Short problem — Return the listing below verbatim. Pictures do not belong in the copy.

───── Working data

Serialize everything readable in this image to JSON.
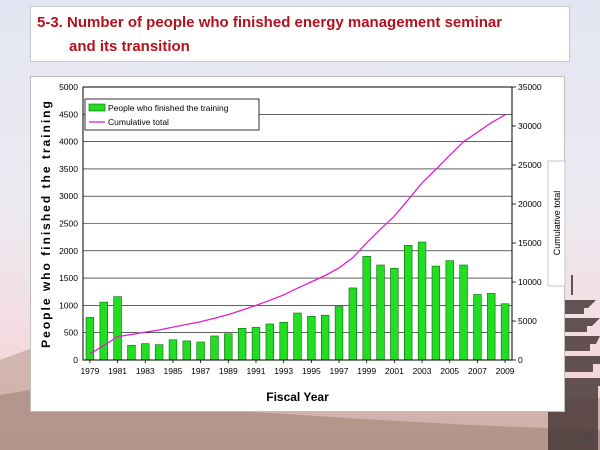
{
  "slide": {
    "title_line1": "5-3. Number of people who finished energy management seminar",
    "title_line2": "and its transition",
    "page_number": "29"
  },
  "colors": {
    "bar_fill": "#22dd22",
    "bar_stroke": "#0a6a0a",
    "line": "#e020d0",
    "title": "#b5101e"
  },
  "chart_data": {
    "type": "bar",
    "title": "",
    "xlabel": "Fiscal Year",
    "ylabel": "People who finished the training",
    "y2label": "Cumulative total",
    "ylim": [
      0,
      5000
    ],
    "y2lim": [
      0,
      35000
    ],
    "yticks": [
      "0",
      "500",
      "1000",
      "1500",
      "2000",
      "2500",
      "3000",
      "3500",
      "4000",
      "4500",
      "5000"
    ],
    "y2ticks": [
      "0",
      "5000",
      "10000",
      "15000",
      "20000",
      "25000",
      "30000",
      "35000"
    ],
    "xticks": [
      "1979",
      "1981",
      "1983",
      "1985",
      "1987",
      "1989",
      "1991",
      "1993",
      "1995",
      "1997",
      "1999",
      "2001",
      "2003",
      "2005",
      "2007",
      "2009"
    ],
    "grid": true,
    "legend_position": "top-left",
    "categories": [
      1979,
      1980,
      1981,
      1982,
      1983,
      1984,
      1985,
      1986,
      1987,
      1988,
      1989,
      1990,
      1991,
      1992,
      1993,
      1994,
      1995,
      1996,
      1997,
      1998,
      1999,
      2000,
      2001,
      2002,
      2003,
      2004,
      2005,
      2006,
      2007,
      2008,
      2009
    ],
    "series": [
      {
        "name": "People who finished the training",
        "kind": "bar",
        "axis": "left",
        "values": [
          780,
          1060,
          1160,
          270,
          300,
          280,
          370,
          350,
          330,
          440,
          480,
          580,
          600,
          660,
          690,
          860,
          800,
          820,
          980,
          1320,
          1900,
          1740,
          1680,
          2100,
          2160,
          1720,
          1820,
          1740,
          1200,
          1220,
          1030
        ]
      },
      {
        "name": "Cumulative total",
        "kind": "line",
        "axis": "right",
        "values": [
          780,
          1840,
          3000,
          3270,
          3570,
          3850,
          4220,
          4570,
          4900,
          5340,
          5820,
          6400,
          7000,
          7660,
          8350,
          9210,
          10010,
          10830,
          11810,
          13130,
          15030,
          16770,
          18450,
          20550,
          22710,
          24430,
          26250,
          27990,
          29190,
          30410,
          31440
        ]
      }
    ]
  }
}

──────────

Correct answer —
Serialize everything readable in this image to JSON.
{
  "slide": {
    "title_line1": "5-3. Number of people who finished energy management seminar",
    "title_line2": "and its transition",
    "page_number": "29"
  },
  "colors": {
    "bar_fill": "#22dd22",
    "bar_stroke": "#0a6a0a",
    "line": "#e020d0",
    "title": "#b5101e"
  },
  "chart_data": {
    "type": "bar",
    "title": "",
    "xlabel": "Fiscal Year",
    "ylabel": "People who finished the training",
    "y2label": "Cumulative total",
    "ylim": [
      0,
      5000
    ],
    "y2lim": [
      0,
      35000
    ],
    "yticks": [
      "0",
      "500",
      "1000",
      "1500",
      "2000",
      "2500",
      "3000",
      "3500",
      "4000",
      "4500",
      "5000"
    ],
    "y2ticks": [
      "0",
      "5000",
      "10000",
      "15000",
      "20000",
      "25000",
      "30000",
      "35000"
    ],
    "xticks": [
      "1979",
      "1981",
      "1983",
      "1985",
      "1987",
      "1989",
      "1991",
      "1993",
      "1995",
      "1997",
      "1999",
      "2001",
      "2003",
      "2005",
      "2007",
      "2009"
    ],
    "grid": true,
    "legend_position": "top-left",
    "categories": [
      1979,
      1980,
      1981,
      1982,
      1983,
      1984,
      1985,
      1986,
      1987,
      1988,
      1989,
      1990,
      1991,
      1992,
      1993,
      1994,
      1995,
      1996,
      1997,
      1998,
      1999,
      2000,
      2001,
      2002,
      2003,
      2004,
      2005,
      2006,
      2007,
      2008,
      2009
    ],
    "series": [
      {
        "name": "People who finished the training",
        "kind": "bar",
        "axis": "left",
        "values": [
          780,
          1060,
          1160,
          270,
          300,
          280,
          370,
          350,
          330,
          440,
          480,
          580,
          600,
          660,
          690,
          860,
          800,
          820,
          980,
          1320,
          1900,
          1740,
          1680,
          2100,
          2160,
          1720,
          1820,
          1740,
          1200,
          1220,
          1030
        ]
      },
      {
        "name": "Cumulative total",
        "kind": "line",
        "axis": "right",
        "values": [
          780,
          1840,
          3000,
          3270,
          3570,
          3850,
          4220,
          4570,
          4900,
          5340,
          5820,
          6400,
          7000,
          7660,
          8350,
          9210,
          10010,
          10830,
          11810,
          13130,
          15030,
          16770,
          18450,
          20550,
          22710,
          24430,
          26250,
          27990,
          29190,
          30410,
          31440
        ]
      }
    ]
  }
}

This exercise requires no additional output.